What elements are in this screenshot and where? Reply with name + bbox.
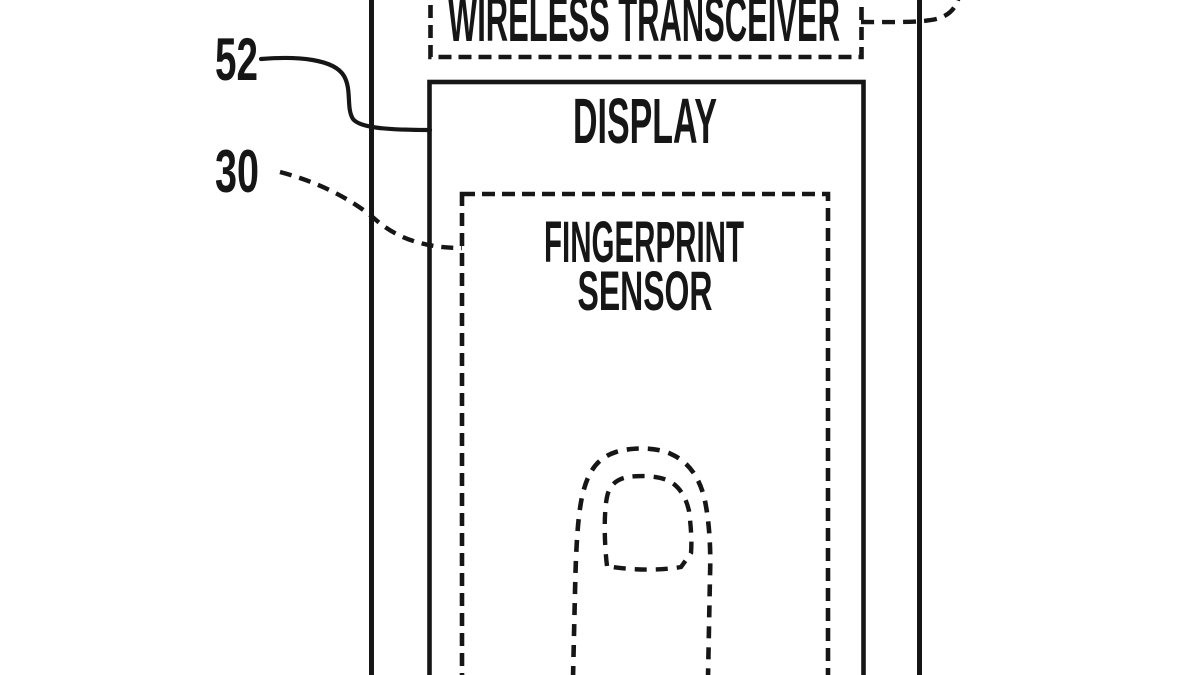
display-box (427, 79, 866, 675)
ref-52-numeral: 52 (215, 26, 258, 93)
wireless-transceiver-label: WIRELESS TRANSCEIVER (448, 0, 840, 55)
wireless-transceiver-box (428, 0, 864, 60)
transceiver-leader-line-offscreen (860, 0, 961, 25)
ref-30-leader-line (279, 169, 463, 251)
fingernail-outline (602, 473, 694, 572)
fingerprint-sensor-label-line1: FINGERPRINT (544, 210, 744, 275)
fingerprint-sensor-label-line2: SENSOR (578, 259, 713, 322)
fingerprint-sensor-box (459, 191, 831, 675)
ref-30-numeral: 30 (215, 138, 259, 205)
ref-52-leader-line (258, 55, 433, 133)
finger-outline (570, 446, 713, 675)
display-label: DISPLAY (573, 85, 717, 157)
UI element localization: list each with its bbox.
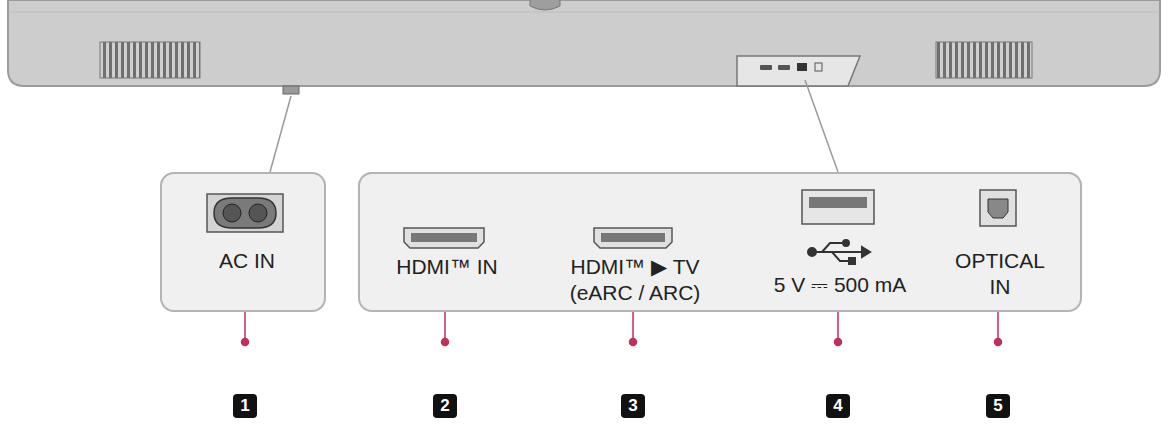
leader-line [805, 80, 838, 172]
power-socket [283, 86, 299, 94]
port [815, 63, 822, 71]
connector-panel: AC IN [160, 172, 326, 312]
callout-number: 5 [986, 394, 1010, 418]
soundbar-body [8, 0, 1160, 86]
port-recess [737, 56, 860, 86]
hdmi-port-icon [594, 228, 672, 248]
callout-number: 3 [621, 394, 645, 418]
callout-number: 1 [233, 394, 257, 418]
optical-port-icon [980, 190, 1016, 226]
panel-fill [358, 172, 1082, 312]
body-edge [10, 12, 1158, 13]
port-label: AC IN [172, 248, 322, 274]
callout-number: 2 [433, 394, 457, 418]
port-label: HDMI™ ▶ TV (eARC / ARC) [565, 254, 705, 306]
port [760, 65, 772, 70]
hdmi-port-icon [404, 228, 484, 248]
ac-socket-icon [207, 194, 283, 232]
port-label: OPTICAL IN [945, 248, 1055, 300]
usb-port-icon [802, 190, 874, 224]
callout-number: 4 [826, 394, 850, 418]
usb-symbol [808, 240, 870, 264]
connector-panel: HDMI™ IN HDMI™ ▶ TV (eARC / ARC) 5 V ⎓ 500… [358, 172, 1082, 312]
speaker-grille [936, 42, 1032, 78]
port-label: HDMI™ IN [372, 254, 522, 280]
top-button [530, 0, 560, 10]
port [797, 63, 807, 71]
leader-line [270, 96, 291, 172]
port-label: 5 V ⎓ 500 mA [760, 272, 920, 298]
port [778, 65, 790, 70]
panel-fill [160, 172, 326, 312]
speaker-grille [100, 42, 200, 78]
callout-leader [242, 312, 1002, 346]
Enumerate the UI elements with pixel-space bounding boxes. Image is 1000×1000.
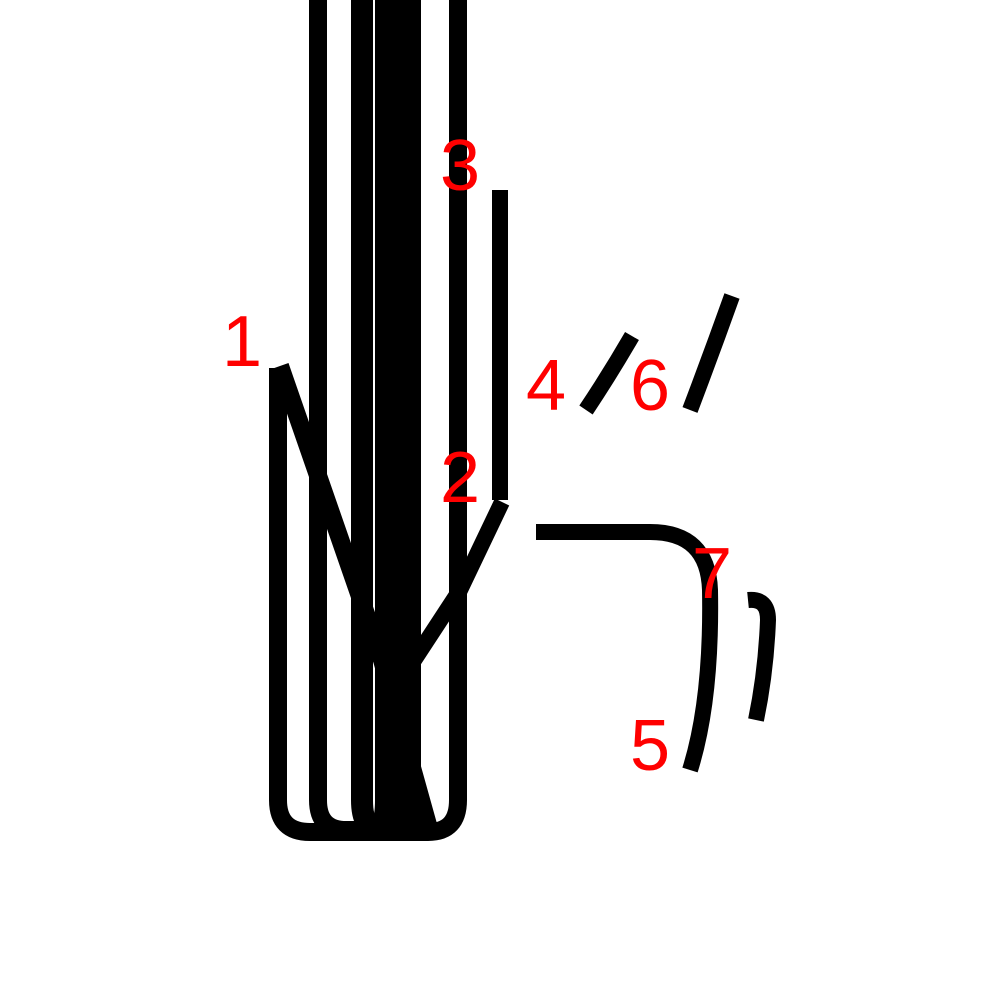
- stroke-7-hook: [747, 591, 776, 722]
- stroke-group: [269, 0, 776, 841]
- stroke-label-2: 2: [440, 438, 480, 518]
- stroke-labels: 1 2 3 4 5 6 7: [222, 126, 732, 786]
- stroke-label-7: 7: [692, 534, 732, 614]
- stroke-label-3: 3: [440, 126, 480, 206]
- stroke-2-diagonal: [381, 498, 510, 705]
- stroke-5-turn: [536, 524, 719, 773]
- stroke-label-4: 4: [526, 346, 566, 426]
- stroke-label-6: 6: [630, 346, 670, 426]
- stroke-1-inner-loop-c: [389, 0, 430, 837]
- stroke-label-1: 1: [222, 302, 262, 382]
- stroke-1-diagonal: [271, 363, 439, 835]
- stroke-label-5: 5: [630, 706, 670, 786]
- stroke-4-slant: [579, 331, 639, 415]
- stroke-6-slant: [682, 293, 740, 413]
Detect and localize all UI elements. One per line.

Given instruction: Can you copy every row above line for line, without a single change, and leave out the pictures?

Result for this exercise:
What elements are in this screenshot and where? Reply with name + bbox.
display-box (427, 79, 866, 675)
ref-52-numeral: 52 (215, 26, 258, 93)
wireless-transceiver-label: WIRELESS TRANSCEIVER (448, 0, 840, 55)
wireless-transceiver-box (428, 0, 864, 60)
transceiver-leader-line-offscreen (860, 0, 961, 25)
ref-30-leader-line (279, 169, 463, 251)
fingernail-outline (602, 473, 694, 572)
fingerprint-sensor-label-line1: FINGERPRINT (544, 210, 744, 275)
fingerprint-sensor-label-line2: SENSOR (578, 259, 713, 322)
fingerprint-sensor-box (459, 191, 831, 675)
ref-30-numeral: 30 (215, 138, 259, 205)
ref-52-leader-line (258, 55, 433, 133)
finger-outline (570, 446, 713, 675)
display-label: DISPLAY (573, 85, 717, 157)
UI element localization: list each with its bbox.
leader-line [805, 80, 838, 172]
power-socket [283, 86, 299, 94]
port [815, 63, 822, 71]
connector-panel: AC IN [160, 172, 326, 312]
callout-number: 5 [986, 394, 1010, 418]
soundbar-body [8, 0, 1160, 86]
port-recess [737, 56, 860, 86]
hdmi-port-icon [594, 228, 672, 248]
callout-number: 3 [621, 394, 645, 418]
callout-number: 1 [233, 394, 257, 418]
optical-port-icon [980, 190, 1016, 226]
panel-fill [358, 172, 1082, 312]
body-edge [10, 12, 1158, 13]
port-label: AC IN [172, 248, 322, 274]
callout-number: 2 [433, 394, 457, 418]
port-label: HDMI™ ▶ TV (eARC / ARC) [565, 254, 705, 306]
port [760, 65, 772, 70]
hdmi-port-icon [404, 228, 484, 248]
ac-socket-icon [207, 194, 283, 232]
port-label: OPTICAL IN [945, 248, 1055, 300]
usb-port-icon [802, 190, 874, 224]
callout-number: 4 [826, 394, 850, 418]
usb-symbol [808, 240, 870, 264]
connector-panel: HDMI™ IN HDMI™ ▶ TV (eARC / ARC) 5 V ⎓ 500… [358, 172, 1082, 312]
speaker-grille [936, 42, 1032, 78]
port-label: HDMI™ IN [372, 254, 522, 280]
top-button [530, 0, 560, 10]
port [797, 63, 807, 71]
leader-line [270, 96, 291, 172]
port-label: 5 V ⎓ 500 mA [760, 272, 920, 298]
port [778, 65, 790, 70]
panel-fill [160, 172, 326, 312]
speaker-grille [100, 42, 200, 78]
callout-leader [242, 312, 1002, 346]
Enumerate the UI elements with pixel-space bounding boxes. Image is 1000×1000.
- stroke-7-hook: [747, 591, 776, 722]
- stroke-group: [269, 0, 776, 841]
- stroke-label-2: 2: [440, 438, 480, 518]
- stroke-labels: 1 2 3 4 5 6 7: [222, 126, 732, 786]
- stroke-label-7: 7: [692, 534, 732, 614]
- stroke-label-3: 3: [440, 126, 480, 206]
- stroke-2-diagonal: [381, 498, 510, 705]
- stroke-5-turn: [536, 524, 719, 773]
- stroke-label-4: 4: [526, 346, 566, 426]
- stroke-label-6: 6: [630, 346, 670, 426]
- stroke-1-inner-loop-c: [389, 0, 430, 837]
- stroke-label-1: 1: [222, 302, 262, 382]
- stroke-1-diagonal: [271, 363, 439, 835]
- stroke-label-5: 5: [630, 706, 670, 786]
- stroke-4-slant: [579, 331, 639, 415]
- stroke-6-slant: [682, 293, 740, 413]
Detect and localize all UI elements. One per line.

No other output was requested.